## Items:
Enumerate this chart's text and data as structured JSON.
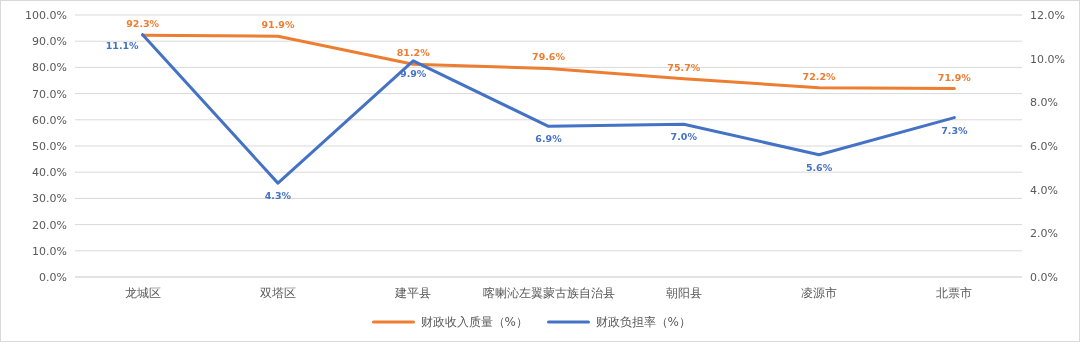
{
  "chart_data": {
    "type": "line",
    "categories": [
      "龙城区",
      "双塔区",
      "建平县",
      "喀喇沁左翼蒙古族自治县",
      "朝阳县",
      "凌源市",
      "北票市"
    ],
    "series": [
      {
        "name": "财政收入质量（%）",
        "color": "#ed7d31",
        "values": [
          92.3,
          91.9,
          81.2,
          79.6,
          75.7,
          72.2,
          71.9
        ],
        "value_labels": [
          "92.3%",
          "91.9%",
          "81.2%",
          "79.6%",
          "75.7%",
          "72.2%",
          "71.9%"
        ]
      },
      {
        "name": "财政负担率（%）",
        "color": "#4472c4",
        "axis": "y2",
        "values": [
          11.1,
          4.3,
          9.9,
          6.9,
          7.0,
          5.6,
          7.3
        ],
        "value_labels": [
          "11.1%",
          "4.3%",
          "9.9%",
          "6.9%",
          "7.0%",
          "5.6%",
          "7.3%"
        ]
      }
    ],
    "ylim": [
      0,
      100
    ],
    "yticks": [
      {
        "value": 0,
        "label": "0.0%"
      },
      {
        "value": 10,
        "label": "10.0%"
      },
      {
        "value": 20,
        "label": "20.0%"
      },
      {
        "value": 30,
        "label": "30.0%"
      },
      {
        "value": 40,
        "label": "40.0%"
      },
      {
        "value": 50,
        "label": "50.0%"
      },
      {
        "value": 60,
        "label": "60.0%"
      },
      {
        "value": 70,
        "label": "70.0%"
      },
      {
        "value": 80,
        "label": "80.0%"
      },
      {
        "value": 90,
        "label": "90.0%"
      },
      {
        "value": 100,
        "label": "100.0%"
      }
    ],
    "y2lim": [
      0,
      12
    ],
    "y2ticks": [
      {
        "value": 0,
        "label": "0.0%"
      },
      {
        "value": 2,
        "label": "2.0%"
      },
      {
        "value": 4,
        "label": "4.0%"
      },
      {
        "value": 6,
        "label": "6.0%"
      },
      {
        "value": 8,
        "label": "8.0%"
      },
      {
        "value": 10,
        "label": "10.0%"
      },
      {
        "value": 12,
        "label": "12.0%"
      }
    ],
    "grid": "y",
    "legend": "bottom",
    "marker": "none",
    "line_style": "solid"
  }
}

## Objective:
Write out all the entries exactly, except for the pictures.

## Reply:
Enumerate this chart's text and data as structured JSON.
{
  "chart_data": {
    "type": "line",
    "categories": [
      "龙城区",
      "双塔区",
      "建平县",
      "喀喇沁左翼蒙古族自治县",
      "朝阳县",
      "凌源市",
      "北票市"
    ],
    "series": [
      {
        "name": "财政收入质量（%）",
        "color": "#ed7d31",
        "values": [
          92.3,
          91.9,
          81.2,
          79.6,
          75.7,
          72.2,
          71.9
        ],
        "value_labels": [
          "92.3%",
          "91.9%",
          "81.2%",
          "79.6%",
          "75.7%",
          "72.2%",
          "71.9%"
        ]
      },
      {
        "name": "财政负担率（%）",
        "color": "#4472c4",
        "axis": "y2",
        "values": [
          11.1,
          4.3,
          9.9,
          6.9,
          7.0,
          5.6,
          7.3
        ],
        "value_labels": [
          "11.1%",
          "4.3%",
          "9.9%",
          "6.9%",
          "7.0%",
          "5.6%",
          "7.3%"
        ]
      }
    ],
    "ylim": [
      0,
      100
    ],
    "yticks": [
      {
        "value": 0,
        "label": "0.0%"
      },
      {
        "value": 10,
        "label": "10.0%"
      },
      {
        "value": 20,
        "label": "20.0%"
      },
      {
        "value": 30,
        "label": "30.0%"
      },
      {
        "value": 40,
        "label": "40.0%"
      },
      {
        "value": 50,
        "label": "50.0%"
      },
      {
        "value": 60,
        "label": "60.0%"
      },
      {
        "value": 70,
        "label": "70.0%"
      },
      {
        "value": 80,
        "label": "80.0%"
      },
      {
        "value": 90,
        "label": "90.0%"
      },
      {
        "value": 100,
        "label": "100.0%"
      }
    ],
    "y2lim": [
      0,
      12
    ],
    "y2ticks": [
      {
        "value": 0,
        "label": "0.0%"
      },
      {
        "value": 2,
        "label": "2.0%"
      },
      {
        "value": 4,
        "label": "4.0%"
      },
      {
        "value": 6,
        "label": "6.0%"
      },
      {
        "value": 8,
        "label": "8.0%"
      },
      {
        "value": 10,
        "label": "10.0%"
      },
      {
        "value": 12,
        "label": "12.0%"
      }
    ],
    "grid": "y",
    "legend": "bottom",
    "marker": "none",
    "line_style": "solid"
  }
}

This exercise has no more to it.